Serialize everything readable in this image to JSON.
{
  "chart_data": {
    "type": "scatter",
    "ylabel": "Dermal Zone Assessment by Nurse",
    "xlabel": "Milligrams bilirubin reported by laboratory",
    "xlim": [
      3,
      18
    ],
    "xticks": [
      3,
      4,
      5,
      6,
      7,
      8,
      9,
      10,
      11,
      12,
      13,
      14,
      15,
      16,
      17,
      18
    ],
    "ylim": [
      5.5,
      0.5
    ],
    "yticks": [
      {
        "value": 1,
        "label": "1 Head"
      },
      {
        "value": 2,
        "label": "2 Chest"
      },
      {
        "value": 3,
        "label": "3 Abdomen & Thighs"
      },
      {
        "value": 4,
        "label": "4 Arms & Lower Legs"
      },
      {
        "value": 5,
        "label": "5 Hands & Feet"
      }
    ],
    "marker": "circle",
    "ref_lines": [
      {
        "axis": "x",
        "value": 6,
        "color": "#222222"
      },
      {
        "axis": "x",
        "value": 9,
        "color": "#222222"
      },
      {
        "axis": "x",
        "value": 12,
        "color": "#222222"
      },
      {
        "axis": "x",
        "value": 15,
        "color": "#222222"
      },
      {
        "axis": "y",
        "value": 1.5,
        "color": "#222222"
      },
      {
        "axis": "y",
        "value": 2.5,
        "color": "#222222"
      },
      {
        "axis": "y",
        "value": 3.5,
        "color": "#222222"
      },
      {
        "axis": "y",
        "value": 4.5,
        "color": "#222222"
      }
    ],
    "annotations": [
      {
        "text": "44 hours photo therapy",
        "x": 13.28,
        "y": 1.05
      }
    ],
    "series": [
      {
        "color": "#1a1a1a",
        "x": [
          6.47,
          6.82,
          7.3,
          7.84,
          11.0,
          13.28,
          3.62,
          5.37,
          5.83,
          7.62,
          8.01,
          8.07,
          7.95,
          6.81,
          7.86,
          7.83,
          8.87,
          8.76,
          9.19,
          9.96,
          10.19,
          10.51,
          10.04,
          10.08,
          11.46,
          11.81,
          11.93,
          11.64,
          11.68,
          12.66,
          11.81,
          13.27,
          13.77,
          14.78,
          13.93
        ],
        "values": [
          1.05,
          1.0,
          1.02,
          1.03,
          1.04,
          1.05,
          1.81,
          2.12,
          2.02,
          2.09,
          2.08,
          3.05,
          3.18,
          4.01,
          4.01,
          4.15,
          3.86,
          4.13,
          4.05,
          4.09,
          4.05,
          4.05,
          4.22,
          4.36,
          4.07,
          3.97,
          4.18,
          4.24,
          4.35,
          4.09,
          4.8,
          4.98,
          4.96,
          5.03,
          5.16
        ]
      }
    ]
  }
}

--

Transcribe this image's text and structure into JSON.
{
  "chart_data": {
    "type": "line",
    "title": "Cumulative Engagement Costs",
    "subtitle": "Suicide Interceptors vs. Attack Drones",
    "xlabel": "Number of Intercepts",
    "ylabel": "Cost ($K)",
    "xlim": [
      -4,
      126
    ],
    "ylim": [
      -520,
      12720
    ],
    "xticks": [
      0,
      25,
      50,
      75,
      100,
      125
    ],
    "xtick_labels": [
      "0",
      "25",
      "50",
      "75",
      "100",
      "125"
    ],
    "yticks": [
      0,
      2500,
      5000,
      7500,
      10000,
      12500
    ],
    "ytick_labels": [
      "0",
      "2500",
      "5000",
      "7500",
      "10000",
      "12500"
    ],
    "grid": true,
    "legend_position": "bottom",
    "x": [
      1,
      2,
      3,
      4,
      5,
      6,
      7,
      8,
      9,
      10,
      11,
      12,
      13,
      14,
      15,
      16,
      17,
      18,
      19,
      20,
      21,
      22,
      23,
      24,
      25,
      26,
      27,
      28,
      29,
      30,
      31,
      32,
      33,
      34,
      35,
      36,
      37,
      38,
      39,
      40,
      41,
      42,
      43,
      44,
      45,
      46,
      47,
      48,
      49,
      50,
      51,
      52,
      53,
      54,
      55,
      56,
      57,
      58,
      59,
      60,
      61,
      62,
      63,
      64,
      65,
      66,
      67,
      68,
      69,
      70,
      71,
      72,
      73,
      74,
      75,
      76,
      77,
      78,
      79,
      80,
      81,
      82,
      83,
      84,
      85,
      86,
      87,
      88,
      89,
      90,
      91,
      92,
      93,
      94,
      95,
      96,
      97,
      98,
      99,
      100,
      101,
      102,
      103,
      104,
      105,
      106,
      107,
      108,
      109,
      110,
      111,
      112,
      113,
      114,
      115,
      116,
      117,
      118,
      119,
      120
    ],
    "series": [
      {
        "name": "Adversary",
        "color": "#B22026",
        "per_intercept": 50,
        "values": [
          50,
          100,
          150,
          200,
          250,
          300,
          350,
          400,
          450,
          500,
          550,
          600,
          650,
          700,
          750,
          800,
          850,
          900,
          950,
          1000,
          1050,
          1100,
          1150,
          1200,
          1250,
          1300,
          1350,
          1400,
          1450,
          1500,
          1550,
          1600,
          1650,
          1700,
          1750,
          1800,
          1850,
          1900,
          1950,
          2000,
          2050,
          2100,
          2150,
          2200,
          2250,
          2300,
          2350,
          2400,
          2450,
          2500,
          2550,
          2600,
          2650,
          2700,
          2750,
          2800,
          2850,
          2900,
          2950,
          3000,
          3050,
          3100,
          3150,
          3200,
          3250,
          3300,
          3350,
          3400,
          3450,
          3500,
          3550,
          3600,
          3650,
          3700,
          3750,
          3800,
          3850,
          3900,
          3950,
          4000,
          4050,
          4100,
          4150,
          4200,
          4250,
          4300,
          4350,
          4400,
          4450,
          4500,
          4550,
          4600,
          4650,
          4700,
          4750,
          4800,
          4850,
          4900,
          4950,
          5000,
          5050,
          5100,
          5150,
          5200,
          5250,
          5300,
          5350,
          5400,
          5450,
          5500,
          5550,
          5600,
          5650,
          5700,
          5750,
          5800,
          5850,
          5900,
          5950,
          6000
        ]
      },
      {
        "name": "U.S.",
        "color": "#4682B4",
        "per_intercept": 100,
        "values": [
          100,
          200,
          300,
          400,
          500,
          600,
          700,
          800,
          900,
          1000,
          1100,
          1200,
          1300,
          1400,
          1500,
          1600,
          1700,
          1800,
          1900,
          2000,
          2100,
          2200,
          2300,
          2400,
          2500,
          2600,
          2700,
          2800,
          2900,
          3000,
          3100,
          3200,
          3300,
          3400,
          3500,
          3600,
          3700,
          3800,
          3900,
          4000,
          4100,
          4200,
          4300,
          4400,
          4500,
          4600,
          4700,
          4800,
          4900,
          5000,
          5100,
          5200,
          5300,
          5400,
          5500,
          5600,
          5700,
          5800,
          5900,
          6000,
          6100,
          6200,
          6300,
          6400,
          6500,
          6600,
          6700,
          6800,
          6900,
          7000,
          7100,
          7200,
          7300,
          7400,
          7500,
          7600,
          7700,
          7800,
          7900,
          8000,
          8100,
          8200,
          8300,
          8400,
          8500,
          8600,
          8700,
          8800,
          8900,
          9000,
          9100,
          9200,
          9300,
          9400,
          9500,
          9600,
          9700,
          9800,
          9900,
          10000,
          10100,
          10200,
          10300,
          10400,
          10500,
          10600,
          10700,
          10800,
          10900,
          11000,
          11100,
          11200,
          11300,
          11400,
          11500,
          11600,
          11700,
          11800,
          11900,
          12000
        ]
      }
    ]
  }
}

Direction:
Lines that include the word "text" are to be extracted from the data above.

Exercise output:
        "text": "44 hours photo therapy",
Transcribe this image's text and structure into JSON.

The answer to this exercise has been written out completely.